Given request:
Transcribe every entry word for word, leaving out all images.

[Dataset records]
** begin **

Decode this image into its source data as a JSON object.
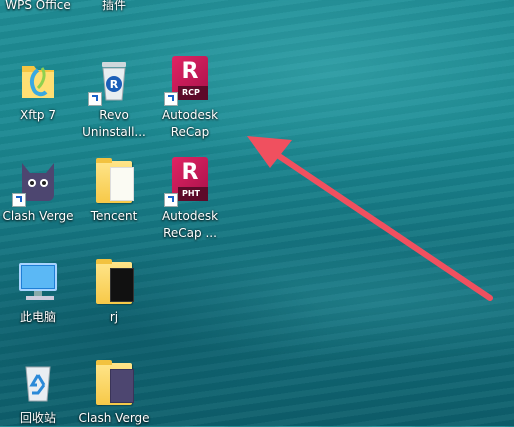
{
  "desktop": {
    "icons": [
      {
        "label": "WPS Office"
      },
      {
        "label": "插件"
      },
      {
        "label": "Xftp 7"
      },
      {
        "label": "Revo\nUninstall..."
      },
      {
        "label": "Autodesk\nReCap",
        "badge": "RCP"
      },
      {
        "label": "Clash Verge"
      },
      {
        "label": "Tencent"
      },
      {
        "label": "Autodesk\nReCap ...",
        "badge": "PHT"
      },
      {
        "label": "此电脑"
      },
      {
        "label": "rj"
      },
      {
        "label": "回收站"
      },
      {
        "label": "Clash Verge"
      }
    ]
  },
  "annotation": {
    "arrow_color": "#f0505f"
  },
  "colors": {
    "autodesk": "#d6205e",
    "folder": "#f7c948"
  }
}
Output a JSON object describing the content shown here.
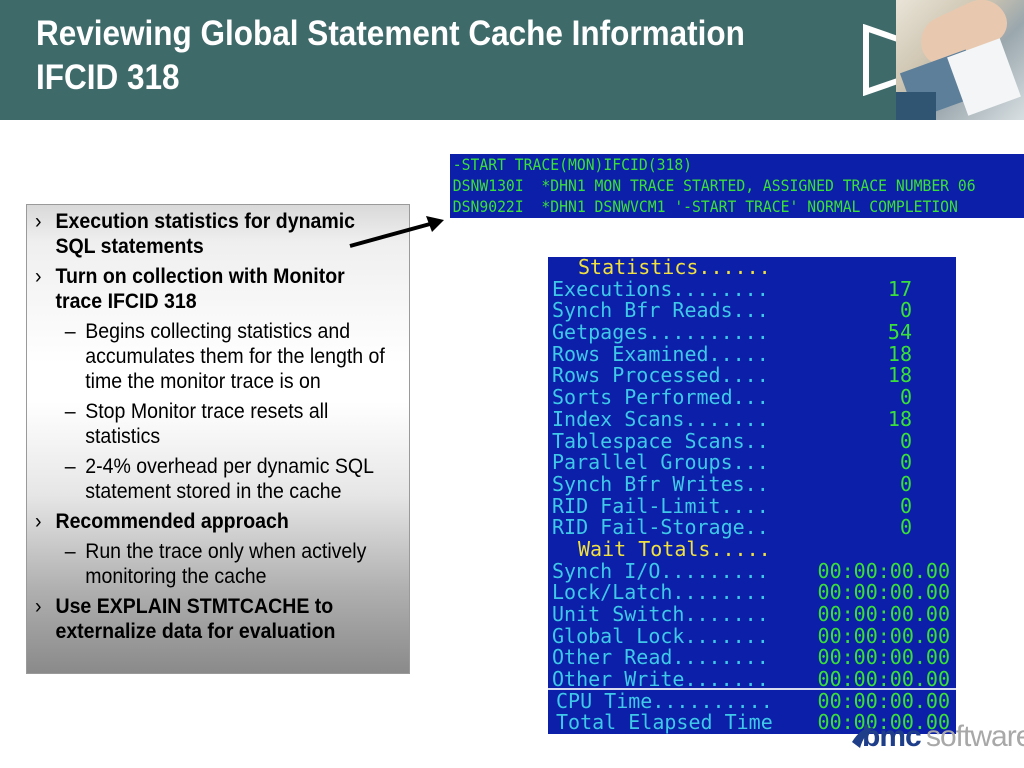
{
  "slide": {
    "title_line1": "Reviewing Global Statement Cache Information",
    "title_line2": "IFCID 318"
  },
  "colors": {
    "header_bg": "#3f6a6a",
    "terminal_bg": "#0b1fa8",
    "terminal_green": "#3ae03a",
    "terminal_cyan": "#3fc8e8",
    "terminal_yellow": "#f0e040",
    "logo_blue": "#1f3e8a"
  },
  "icons": {
    "play": "play-outline-icon",
    "arrow": "pointer-arrow-icon"
  },
  "bullets": {
    "b1": "Execution statistics for dynamic SQL statements",
    "b2": "Turn on collection with Monitor trace IFCID 318",
    "b2_sub1": "Begins collecting statistics and accumulates them for the length of time the monitor trace is on",
    "b2_sub2": "Stop Monitor trace resets all statistics",
    "b2_sub3": "2-4% overhead per dynamic SQL statement stored in the cache",
    "b3": "Recommended approach",
    "b3_sub1": "Run the trace only when actively monitoring the cache",
    "b4": "Use EXPLAIN STMTCACHE to externalize data for evaluation"
  },
  "trace": {
    "line1": "-START TRACE(MON)IFCID(318)",
    "line2": "DSNW130I  *DHN1 MON TRACE STARTED, ASSIGNED TRACE NUMBER 06",
    "line3": "DSN9022I  *DHN1 DSNWVCM1 '-START TRACE' NORMAL COMPLETION"
  },
  "stats": {
    "header": "Statistics......",
    "rows": [
      {
        "label": "Executions........",
        "value": "17"
      },
      {
        "label": "Synch Bfr Reads...",
        "value": "0"
      },
      {
        "label": "Getpages..........",
        "value": "54"
      },
      {
        "label": "Rows Examined.....",
        "value": "18"
      },
      {
        "label": "Rows Processed....",
        "value": "18"
      },
      {
        "label": "Sorts Performed...",
        "value": "0"
      },
      {
        "label": "Index Scans.......",
        "value": "18"
      },
      {
        "label": "Tablespace Scans..",
        "value": "0"
      },
      {
        "label": "Parallel Groups...",
        "value": "0"
      },
      {
        "label": "Synch Bfr Writes..",
        "value": "0"
      },
      {
        "label": "RID Fail-Limit....",
        "value": "0"
      },
      {
        "label": "RID Fail-Storage..",
        "value": "0"
      }
    ]
  },
  "waits": {
    "header": "Wait Totals.....",
    "rows": [
      {
        "label": "Synch I/O.........",
        "value": "00:00:00.00"
      },
      {
        "label": "Lock/Latch........",
        "value": "00:00:00.00"
      },
      {
        "label": "Unit Switch.......",
        "value": "00:00:00.00"
      },
      {
        "label": "Global Lock.......",
        "value": "00:00:00.00"
      },
      {
        "label": "Other Read........",
        "value": "00:00:00.00"
      },
      {
        "label": "Other Write.......",
        "value": "00:00:00.00"
      }
    ]
  },
  "totals": {
    "cpu_label": "CPU Time..........",
    "cpu_value": "00:00:00.00",
    "elapsed_label": "Total Elapsed Time",
    "elapsed_value": "00:00:00.00"
  },
  "logo": {
    "brand": "bmc",
    "suffix": "software"
  }
}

** end **

Correct response:
Decode this image into its source data as a JSON object.
{
  "desktop": {
    "icons": [
      {
        "label": "WPS Office"
      },
      {
        "label": "插件"
      },
      {
        "label": "Xftp 7"
      },
      {
        "label": "Revo\nUninstall..."
      },
      {
        "label": "Autodesk\nReCap",
        "badge": "RCP"
      },
      {
        "label": "Clash Verge"
      },
      {
        "label": "Tencent"
      },
      {
        "label": "Autodesk\nReCap ...",
        "badge": "PHT"
      },
      {
        "label": "此电脑"
      },
      {
        "label": "rj"
      },
      {
        "label": "回收站"
      },
      {
        "label": "Clash Verge"
      }
    ]
  },
  "annotation": {
    "arrow_color": "#f0505f"
  },
  "colors": {
    "autodesk": "#d6205e",
    "folder": "#f7c948"
  }
}
Output a JSON object describing the content shown here.
{
  "slide": {
    "title_line1": "Reviewing Global Statement Cache Information",
    "title_line2": "IFCID 318"
  },
  "colors": {
    "header_bg": "#3f6a6a",
    "terminal_bg": "#0b1fa8",
    "terminal_green": "#3ae03a",
    "terminal_cyan": "#3fc8e8",
    "terminal_yellow": "#f0e040",
    "logo_blue": "#1f3e8a"
  },
  "icons": {
    "play": "play-outline-icon",
    "arrow": "pointer-arrow-icon"
  },
  "bullets": {
    "b1": "Execution statistics for dynamic SQL statements",
    "b2": "Turn on collection with Monitor trace IFCID 318",
    "b2_sub1": "Begins collecting statistics and accumulates them for the length of time the monitor trace is on",
    "b2_sub2": "Stop Monitor trace resets all statistics",
    "b2_sub3": "2-4% overhead per dynamic SQL statement stored in the cache",
    "b3": "Recommended approach",
    "b3_sub1": "Run the trace only when actively monitoring the cache",
    "b4": "Use EXPLAIN STMTCACHE to externalize data for evaluation"
  },
  "trace": {
    "line1": "-START TRACE(MON)IFCID(318)",
    "line2": "DSNW130I  *DHN1 MON TRACE STARTED, ASSIGNED TRACE NUMBER 06",
    "line3": "DSN9022I  *DHN1 DSNWVCM1 '-START TRACE' NORMAL COMPLETION"
  },
  "stats": {
    "header": "Statistics......",
    "rows": [
      {
        "label": "Executions........",
        "value": "17"
      },
      {
        "label": "Synch Bfr Reads...",
        "value": "0"
      },
      {
        "label": "Getpages..........",
        "value": "54"
      },
      {
        "label": "Rows Examined.....",
        "value": "18"
      },
      {
        "label": "Rows Processed....",
        "value": "18"
      },
      {
        "label": "Sorts Performed...",
        "value": "0"
      },
      {
        "label": "Index Scans.......",
        "value": "18"
      },
      {
        "label": "Tablespace Scans..",
        "value": "0"
      },
      {
        "label": "Parallel Groups...",
        "value": "0"
      },
      {
        "label": "Synch Bfr Writes..",
        "value": "0"
      },
      {
        "label": "RID Fail-Limit....",
        "value": "0"
      },
      {
        "label": "RID Fail-Storage..",
        "value": "0"
      }
    ]
  },
  "waits": {
    "header": "Wait Totals.....",
    "rows": [
      {
        "label": "Synch I/O.........",
        "value": "00:00:00.00"
      },
      {
        "label": "Lock/Latch........",
        "value": "00:00:00.00"
      },
      {
        "label": "Unit Switch.......",
        "value": "00:00:00.00"
      },
      {
        "label": "Global Lock.......",
        "value": "00:00:00.00"
      },
      {
        "label": "Other Read........",
        "value": "00:00:00.00"
      },
      {
        "label": "Other Write.......",
        "value": "00:00:00.00"
      }
    ]
  },
  "totals": {
    "cpu_label": "CPU Time..........",
    "cpu_value": "00:00:00.00",
    "elapsed_label": "Total Elapsed Time",
    "elapsed_value": "00:00:00.00"
  },
  "logo": {
    "brand": "bmc",
    "suffix": "software"
  }
}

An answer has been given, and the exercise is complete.